Set exercise
Give the number of lines in the records below that include "business", and nothing more.

Working data
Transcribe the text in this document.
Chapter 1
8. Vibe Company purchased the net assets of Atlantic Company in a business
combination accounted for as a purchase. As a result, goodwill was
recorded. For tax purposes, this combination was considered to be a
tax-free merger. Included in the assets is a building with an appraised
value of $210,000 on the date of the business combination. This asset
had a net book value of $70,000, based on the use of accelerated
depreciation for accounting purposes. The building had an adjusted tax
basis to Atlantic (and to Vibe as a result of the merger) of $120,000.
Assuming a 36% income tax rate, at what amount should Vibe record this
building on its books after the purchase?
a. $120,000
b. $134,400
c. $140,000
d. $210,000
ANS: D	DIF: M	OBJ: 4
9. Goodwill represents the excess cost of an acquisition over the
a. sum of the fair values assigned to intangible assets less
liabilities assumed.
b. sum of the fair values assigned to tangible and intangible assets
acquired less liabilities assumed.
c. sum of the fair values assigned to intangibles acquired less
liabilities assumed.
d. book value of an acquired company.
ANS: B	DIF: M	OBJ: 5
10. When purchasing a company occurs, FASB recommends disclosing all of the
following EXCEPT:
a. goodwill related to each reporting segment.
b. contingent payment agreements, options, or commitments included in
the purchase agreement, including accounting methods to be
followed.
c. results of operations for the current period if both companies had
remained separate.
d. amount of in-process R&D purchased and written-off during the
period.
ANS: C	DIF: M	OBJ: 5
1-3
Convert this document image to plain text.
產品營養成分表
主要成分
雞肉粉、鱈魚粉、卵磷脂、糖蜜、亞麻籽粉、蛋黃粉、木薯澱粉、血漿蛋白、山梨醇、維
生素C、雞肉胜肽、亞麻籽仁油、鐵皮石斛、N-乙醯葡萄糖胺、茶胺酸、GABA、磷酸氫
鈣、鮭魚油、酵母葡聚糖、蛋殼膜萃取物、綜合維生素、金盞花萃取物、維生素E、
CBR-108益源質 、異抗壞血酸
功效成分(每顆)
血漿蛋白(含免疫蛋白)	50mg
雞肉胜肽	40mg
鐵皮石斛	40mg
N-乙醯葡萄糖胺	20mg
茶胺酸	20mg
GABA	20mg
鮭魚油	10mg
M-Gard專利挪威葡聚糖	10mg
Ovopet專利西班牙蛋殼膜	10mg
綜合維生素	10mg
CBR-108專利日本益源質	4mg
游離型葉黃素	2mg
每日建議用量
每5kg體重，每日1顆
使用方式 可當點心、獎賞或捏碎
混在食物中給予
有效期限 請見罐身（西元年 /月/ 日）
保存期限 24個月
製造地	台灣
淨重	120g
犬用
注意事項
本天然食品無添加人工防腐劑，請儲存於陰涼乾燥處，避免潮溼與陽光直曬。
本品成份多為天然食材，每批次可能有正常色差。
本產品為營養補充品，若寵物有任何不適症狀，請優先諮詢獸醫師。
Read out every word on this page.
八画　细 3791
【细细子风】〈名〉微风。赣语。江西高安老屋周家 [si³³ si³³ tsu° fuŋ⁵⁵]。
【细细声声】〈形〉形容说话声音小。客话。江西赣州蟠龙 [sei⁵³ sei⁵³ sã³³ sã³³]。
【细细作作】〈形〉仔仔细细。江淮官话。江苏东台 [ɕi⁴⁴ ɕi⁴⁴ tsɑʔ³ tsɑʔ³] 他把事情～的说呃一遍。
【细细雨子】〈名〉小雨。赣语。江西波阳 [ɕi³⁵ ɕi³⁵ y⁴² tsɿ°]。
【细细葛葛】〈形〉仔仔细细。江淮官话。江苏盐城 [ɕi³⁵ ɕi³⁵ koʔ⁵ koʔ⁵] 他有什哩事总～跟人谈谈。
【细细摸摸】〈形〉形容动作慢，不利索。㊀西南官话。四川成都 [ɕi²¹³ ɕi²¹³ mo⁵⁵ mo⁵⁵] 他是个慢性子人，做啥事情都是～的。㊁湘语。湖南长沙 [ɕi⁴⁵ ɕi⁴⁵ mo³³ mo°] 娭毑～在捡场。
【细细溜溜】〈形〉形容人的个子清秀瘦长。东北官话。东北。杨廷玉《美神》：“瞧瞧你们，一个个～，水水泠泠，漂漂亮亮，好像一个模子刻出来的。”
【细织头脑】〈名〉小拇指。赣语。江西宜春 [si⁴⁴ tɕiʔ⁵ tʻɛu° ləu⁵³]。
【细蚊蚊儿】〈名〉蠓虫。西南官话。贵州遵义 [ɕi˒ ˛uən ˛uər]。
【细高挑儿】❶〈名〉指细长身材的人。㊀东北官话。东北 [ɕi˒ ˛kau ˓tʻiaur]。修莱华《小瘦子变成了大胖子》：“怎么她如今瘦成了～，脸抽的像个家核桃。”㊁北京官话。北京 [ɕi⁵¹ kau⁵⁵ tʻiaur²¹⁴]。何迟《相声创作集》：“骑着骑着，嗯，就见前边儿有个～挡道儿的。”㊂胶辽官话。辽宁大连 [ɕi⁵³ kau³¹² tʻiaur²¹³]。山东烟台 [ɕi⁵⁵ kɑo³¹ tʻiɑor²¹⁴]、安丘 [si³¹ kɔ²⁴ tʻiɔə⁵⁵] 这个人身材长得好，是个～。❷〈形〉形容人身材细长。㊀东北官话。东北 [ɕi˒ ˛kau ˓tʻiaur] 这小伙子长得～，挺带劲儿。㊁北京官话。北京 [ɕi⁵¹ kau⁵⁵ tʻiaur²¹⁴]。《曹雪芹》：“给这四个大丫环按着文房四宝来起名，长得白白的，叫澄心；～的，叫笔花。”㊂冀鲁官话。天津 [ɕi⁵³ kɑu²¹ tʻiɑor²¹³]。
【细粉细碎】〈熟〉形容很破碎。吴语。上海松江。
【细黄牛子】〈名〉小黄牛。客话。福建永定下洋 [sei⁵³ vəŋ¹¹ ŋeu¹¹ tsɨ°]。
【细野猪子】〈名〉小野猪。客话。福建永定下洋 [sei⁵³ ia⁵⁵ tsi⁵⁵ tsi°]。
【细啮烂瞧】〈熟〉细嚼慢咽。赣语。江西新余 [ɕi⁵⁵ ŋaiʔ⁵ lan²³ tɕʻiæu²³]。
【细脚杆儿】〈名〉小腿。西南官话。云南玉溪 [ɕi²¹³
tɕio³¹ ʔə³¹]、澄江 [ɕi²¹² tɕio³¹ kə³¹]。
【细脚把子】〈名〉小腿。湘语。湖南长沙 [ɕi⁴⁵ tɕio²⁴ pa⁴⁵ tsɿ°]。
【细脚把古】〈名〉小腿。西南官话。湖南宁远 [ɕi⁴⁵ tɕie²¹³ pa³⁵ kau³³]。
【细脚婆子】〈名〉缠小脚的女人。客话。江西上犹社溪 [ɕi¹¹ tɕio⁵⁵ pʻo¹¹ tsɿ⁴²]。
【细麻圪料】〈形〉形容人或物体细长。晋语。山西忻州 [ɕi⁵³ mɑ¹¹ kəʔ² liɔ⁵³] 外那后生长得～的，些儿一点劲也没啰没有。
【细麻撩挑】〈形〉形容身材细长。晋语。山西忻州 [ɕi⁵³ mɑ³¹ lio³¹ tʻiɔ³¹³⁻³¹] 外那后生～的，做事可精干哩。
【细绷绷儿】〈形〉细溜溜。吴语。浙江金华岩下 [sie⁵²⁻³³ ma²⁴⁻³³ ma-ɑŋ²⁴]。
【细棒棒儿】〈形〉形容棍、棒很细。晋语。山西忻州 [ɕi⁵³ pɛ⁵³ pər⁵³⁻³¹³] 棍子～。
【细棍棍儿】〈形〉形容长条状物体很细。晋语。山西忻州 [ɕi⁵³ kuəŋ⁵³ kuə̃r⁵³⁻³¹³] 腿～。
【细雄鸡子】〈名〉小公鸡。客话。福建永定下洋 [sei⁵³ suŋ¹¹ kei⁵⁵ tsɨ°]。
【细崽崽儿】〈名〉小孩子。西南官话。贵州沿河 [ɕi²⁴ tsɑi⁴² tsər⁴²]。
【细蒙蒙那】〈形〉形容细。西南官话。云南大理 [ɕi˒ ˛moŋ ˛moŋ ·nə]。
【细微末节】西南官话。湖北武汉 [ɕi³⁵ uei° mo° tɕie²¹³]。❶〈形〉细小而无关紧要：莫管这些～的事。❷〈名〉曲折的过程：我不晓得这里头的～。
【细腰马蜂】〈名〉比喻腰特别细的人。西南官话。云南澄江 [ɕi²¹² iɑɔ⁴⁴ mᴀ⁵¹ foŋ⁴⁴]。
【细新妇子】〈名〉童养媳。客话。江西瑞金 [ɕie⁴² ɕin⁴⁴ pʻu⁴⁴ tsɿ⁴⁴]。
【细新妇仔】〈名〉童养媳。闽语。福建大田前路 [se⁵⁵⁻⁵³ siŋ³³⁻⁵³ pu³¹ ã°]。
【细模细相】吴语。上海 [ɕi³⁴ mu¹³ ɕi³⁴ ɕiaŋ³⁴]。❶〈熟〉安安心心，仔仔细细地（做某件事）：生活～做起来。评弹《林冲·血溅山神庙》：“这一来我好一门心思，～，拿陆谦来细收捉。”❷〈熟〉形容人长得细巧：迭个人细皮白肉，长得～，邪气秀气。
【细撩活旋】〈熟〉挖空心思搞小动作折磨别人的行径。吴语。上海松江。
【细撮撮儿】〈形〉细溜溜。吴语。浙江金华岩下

Solution for this task
2